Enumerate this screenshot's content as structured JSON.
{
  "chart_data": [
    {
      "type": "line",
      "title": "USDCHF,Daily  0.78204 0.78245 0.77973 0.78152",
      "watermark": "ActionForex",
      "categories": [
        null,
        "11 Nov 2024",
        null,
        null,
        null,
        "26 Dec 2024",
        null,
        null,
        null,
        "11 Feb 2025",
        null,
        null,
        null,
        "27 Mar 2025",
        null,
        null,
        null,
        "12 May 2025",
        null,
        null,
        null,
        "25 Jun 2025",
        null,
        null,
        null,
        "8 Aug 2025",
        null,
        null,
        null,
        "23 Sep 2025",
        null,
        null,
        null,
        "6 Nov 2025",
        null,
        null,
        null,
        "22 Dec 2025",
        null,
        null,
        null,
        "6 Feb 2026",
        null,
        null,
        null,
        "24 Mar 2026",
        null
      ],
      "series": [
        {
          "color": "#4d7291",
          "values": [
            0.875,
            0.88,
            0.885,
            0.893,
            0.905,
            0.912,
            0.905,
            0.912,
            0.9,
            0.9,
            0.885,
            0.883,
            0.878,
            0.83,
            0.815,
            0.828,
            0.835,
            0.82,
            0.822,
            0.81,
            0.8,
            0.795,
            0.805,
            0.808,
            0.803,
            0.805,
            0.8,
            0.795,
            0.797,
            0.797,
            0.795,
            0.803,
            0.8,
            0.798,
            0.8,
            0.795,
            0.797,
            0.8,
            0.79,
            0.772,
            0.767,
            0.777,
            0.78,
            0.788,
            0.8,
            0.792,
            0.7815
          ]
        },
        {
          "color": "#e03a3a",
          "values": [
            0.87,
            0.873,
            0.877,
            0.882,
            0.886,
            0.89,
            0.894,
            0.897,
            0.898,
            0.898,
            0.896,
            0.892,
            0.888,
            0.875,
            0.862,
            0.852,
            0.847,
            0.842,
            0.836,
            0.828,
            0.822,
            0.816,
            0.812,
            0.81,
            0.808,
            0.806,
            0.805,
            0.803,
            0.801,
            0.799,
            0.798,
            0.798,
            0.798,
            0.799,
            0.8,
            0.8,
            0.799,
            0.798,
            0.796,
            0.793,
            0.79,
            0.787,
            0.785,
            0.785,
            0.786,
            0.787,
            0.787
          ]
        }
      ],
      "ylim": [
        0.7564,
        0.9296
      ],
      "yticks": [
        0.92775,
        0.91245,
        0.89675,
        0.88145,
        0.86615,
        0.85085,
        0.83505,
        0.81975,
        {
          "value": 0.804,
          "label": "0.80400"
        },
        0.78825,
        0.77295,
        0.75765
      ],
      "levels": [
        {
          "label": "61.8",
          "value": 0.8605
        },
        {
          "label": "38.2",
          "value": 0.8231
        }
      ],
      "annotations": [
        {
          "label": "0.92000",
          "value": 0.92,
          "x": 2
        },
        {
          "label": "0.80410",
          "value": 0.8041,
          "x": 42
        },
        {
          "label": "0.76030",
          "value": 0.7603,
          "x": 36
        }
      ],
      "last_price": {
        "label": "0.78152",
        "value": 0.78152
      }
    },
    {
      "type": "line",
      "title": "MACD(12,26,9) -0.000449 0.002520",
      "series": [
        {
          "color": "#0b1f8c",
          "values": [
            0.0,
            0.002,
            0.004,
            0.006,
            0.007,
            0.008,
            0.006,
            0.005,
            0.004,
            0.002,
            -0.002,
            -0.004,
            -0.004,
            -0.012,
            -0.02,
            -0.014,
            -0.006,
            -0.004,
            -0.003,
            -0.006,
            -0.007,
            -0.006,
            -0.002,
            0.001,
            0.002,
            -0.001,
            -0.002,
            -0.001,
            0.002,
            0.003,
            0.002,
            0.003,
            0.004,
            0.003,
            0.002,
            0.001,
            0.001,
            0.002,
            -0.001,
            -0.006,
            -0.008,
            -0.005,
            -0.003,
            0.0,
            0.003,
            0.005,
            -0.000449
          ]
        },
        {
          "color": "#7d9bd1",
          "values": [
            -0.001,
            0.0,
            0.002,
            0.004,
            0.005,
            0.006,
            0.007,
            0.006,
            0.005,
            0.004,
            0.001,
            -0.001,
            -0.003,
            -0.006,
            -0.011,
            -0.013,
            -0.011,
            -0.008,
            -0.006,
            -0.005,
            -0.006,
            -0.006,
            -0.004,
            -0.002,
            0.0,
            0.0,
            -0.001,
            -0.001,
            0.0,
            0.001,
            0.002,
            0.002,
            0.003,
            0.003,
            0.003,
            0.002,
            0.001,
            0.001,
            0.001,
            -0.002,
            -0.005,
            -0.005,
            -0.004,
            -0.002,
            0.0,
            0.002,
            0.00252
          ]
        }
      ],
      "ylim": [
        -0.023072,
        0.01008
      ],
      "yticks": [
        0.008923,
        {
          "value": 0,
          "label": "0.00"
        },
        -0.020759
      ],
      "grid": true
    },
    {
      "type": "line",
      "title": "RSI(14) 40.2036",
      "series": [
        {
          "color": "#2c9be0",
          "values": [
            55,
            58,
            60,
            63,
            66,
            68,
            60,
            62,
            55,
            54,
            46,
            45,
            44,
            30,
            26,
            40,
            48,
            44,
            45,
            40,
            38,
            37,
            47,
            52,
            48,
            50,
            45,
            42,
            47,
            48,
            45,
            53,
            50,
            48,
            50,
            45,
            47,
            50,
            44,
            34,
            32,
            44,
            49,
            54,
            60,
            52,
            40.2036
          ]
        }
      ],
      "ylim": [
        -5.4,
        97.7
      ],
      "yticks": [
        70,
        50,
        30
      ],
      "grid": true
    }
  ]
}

====

Description of the task: Reproduce the entries above in full by retyping them exactly.

Response to the exercise:
Enumerate this screenshot's content as structured JSON.
{
  "chart_data": [
    {
      "type": "line",
      "title": "USDCHF,Daily  0.78204 0.78245 0.77973 0.78152",
      "watermark": "ActionForex",
      "categories": [
        null,
        "11 Nov 2024",
        null,
        null,
        null,
        "26 Dec 2024",
        null,
        null,
        null,
        "11 Feb 2025",
        null,
        null,
        null,
        "27 Mar 2025",
        null,
        null,
        null,
        "12 May 2025",
        null,
        null,
        null,
        "25 Jun 2025",
        null,
        null,
        null,
        "8 Aug 2025",
        null,
        null,
        null,
        "23 Sep 2025",
        null,
        null,
        null,
        "6 Nov 2025",
        null,
        null,
        null,
        "22 Dec 2025",
        null,
        null,
        null,
        "6 Feb 2026",
        null,
        null,
        null,
        "24 Mar 2026",
        null
      ],
      "series": [
        {
          "color": "#4d7291",
          "values": [
            0.875,
            0.88,
            0.885,
            0.893,
            0.905,
            0.912,
            0.905,
            0.912,
            0.9,
            0.9,
            0.885,
            0.883,
            0.878,
            0.83,
            0.815,
            0.828,
            0.835,
            0.82,
            0.822,
            0.81,
            0.8,
            0.795,
            0.805,
            0.808,
            0.803,
            0.805,
            0.8,
            0.795,
            0.797,
            0.797,
            0.795,
            0.803,
            0.8,
            0.798,
            0.8,
            0.795,
            0.797,
            0.8,
            0.79,
            0.772,
            0.767,
            0.777,
            0.78,
            0.788,
            0.8,
            0.792,
            0.7815
          ]
        },
        {
          "color": "#e03a3a",
          "values": [
            0.87,
            0.873,
            0.877,
            0.882,
            0.886,
            0.89,
            0.894,
            0.897,
            0.898,
            0.898,
            0.896,
            0.892,
            0.888,
            0.875,
            0.862,
            0.852,
            0.847,
            0.842,
            0.836,
            0.828,
            0.822,
            0.816,
            0.812,
            0.81,
            0.808,
            0.806,
            0.805,
            0.803,
            0.801,
            0.799,
            0.798,
            0.798,
            0.798,
            0.799,
            0.8,
            0.8,
            0.799,
            0.798,
            0.796,
            0.793,
            0.79,
            0.787,
            0.785,
            0.785,
            0.786,
            0.787,
            0.787
          ]
        }
      ],
      "ylim": [
        0.7564,
        0.9296
      ],
      "yticks": [
        0.92775,
        0.91245,
        0.89675,
        0.88145,
        0.86615,
        0.85085,
        0.83505,
        0.81975,
        {
          "value": 0.804,
          "label": "0.80400"
        },
        0.78825,
        0.77295,
        0.75765
      ],
      "levels": [
        {
          "label": "61.8",
          "value": 0.8605
        },
        {
          "label": "38.2",
          "value": 0.8231
        }
      ],
      "annotations": [
        {
          "label": "0.92000",
          "value": 0.92,
          "x": 2
        },
        {
          "label": "0.80410",
          "value": 0.8041,
          "x": 42
        },
        {
          "label": "0.76030",
          "value": 0.7603,
          "x": 36
        }
      ],
      "last_price": {
        "label": "0.78152",
        "value": 0.78152
      }
    },
    {
      "type": "line",
      "title": "MACD(12,26,9) -0.000449 0.002520",
      "series": [
        {
          "color": "#0b1f8c",
          "values": [
            0.0,
            0.002,
            0.004,
            0.006,
            0.007,
            0.008,
            0.006,
            0.005,
            0.004,
            0.002,
            -0.002,
            -0.004,
            -0.004,
            -0.012,
            -0.02,
            -0.014,
            -0.006,
            -0.004,
            -0.003,
            -0.006,
            -0.007,
            -0.006,
            -0.002,
            0.001,
            0.002,
            -0.001,
            -0.002,
            -0.001,
            0.002,
            0.003,
            0.002,
            0.003,
            0.004,
            0.003,
            0.002,
            0.001,
            0.001,
            0.002,
            -0.001,
            -0.006,
            -0.008,
            -0.005,
            -0.003,
            0.0,
            0.003,
            0.005,
            -0.000449
          ]
        },
        {
          "color": "#7d9bd1",
          "values": [
            -0.001,
            0.0,
            0.002,
            0.004,
            0.005,
            0.006,
            0.007,
            0.006,
            0.005,
            0.004,
            0.001,
            -0.001,
            -0.003,
            -0.006,
            -0.011,
            -0.013,
            -0.011,
            -0.008,
            -0.006,
            -0.005,
            -0.006,
            -0.006,
            -0.004,
            -0.002,
            0.0,
            0.0,
            -0.001,
            -0.001,
            0.0,
            0.001,
            0.002,
            0.002,
            0.003,
            0.003,
            0.003,
            0.002,
            0.001,
            0.001,
            0.001,
            -0.002,
            -0.005,
            -0.005,
            -0.004,
            -0.002,
            0.0,
            0.002,
            0.00252
          ]
        }
      ],
      "ylim": [
        -0.023072,
        0.01008
      ],
      "yticks": [
        0.008923,
        {
          "value": 0,
          "label": "0.00"
        },
        -0.020759
      ],
      "grid": true
    },
    {
      "type": "line",
      "title": "RSI(14) 40.2036",
      "series": [
        {
          "color": "#2c9be0",
          "values": [
            55,
            58,
            60,
            63,
            66,
            68,
            60,
            62,
            55,
            54,
            46,
            45,
            44,
            30,
            26,
            40,
            48,
            44,
            45,
            40,
            38,
            37,
            47,
            52,
            48,
            50,
            45,
            42,
            47,
            48,
            45,
            53,
            50,
            48,
            50,
            45,
            47,
            50,
            44,
            34,
            32,
            44,
            49,
            54,
            60,
            52,
            40.2036
          ]
        }
      ],
      "ylim": [
        -5.4,
        97.7
      ],
      "yticks": [
        70,
        50,
        30
      ],
      "grid": true
    }
  ]
}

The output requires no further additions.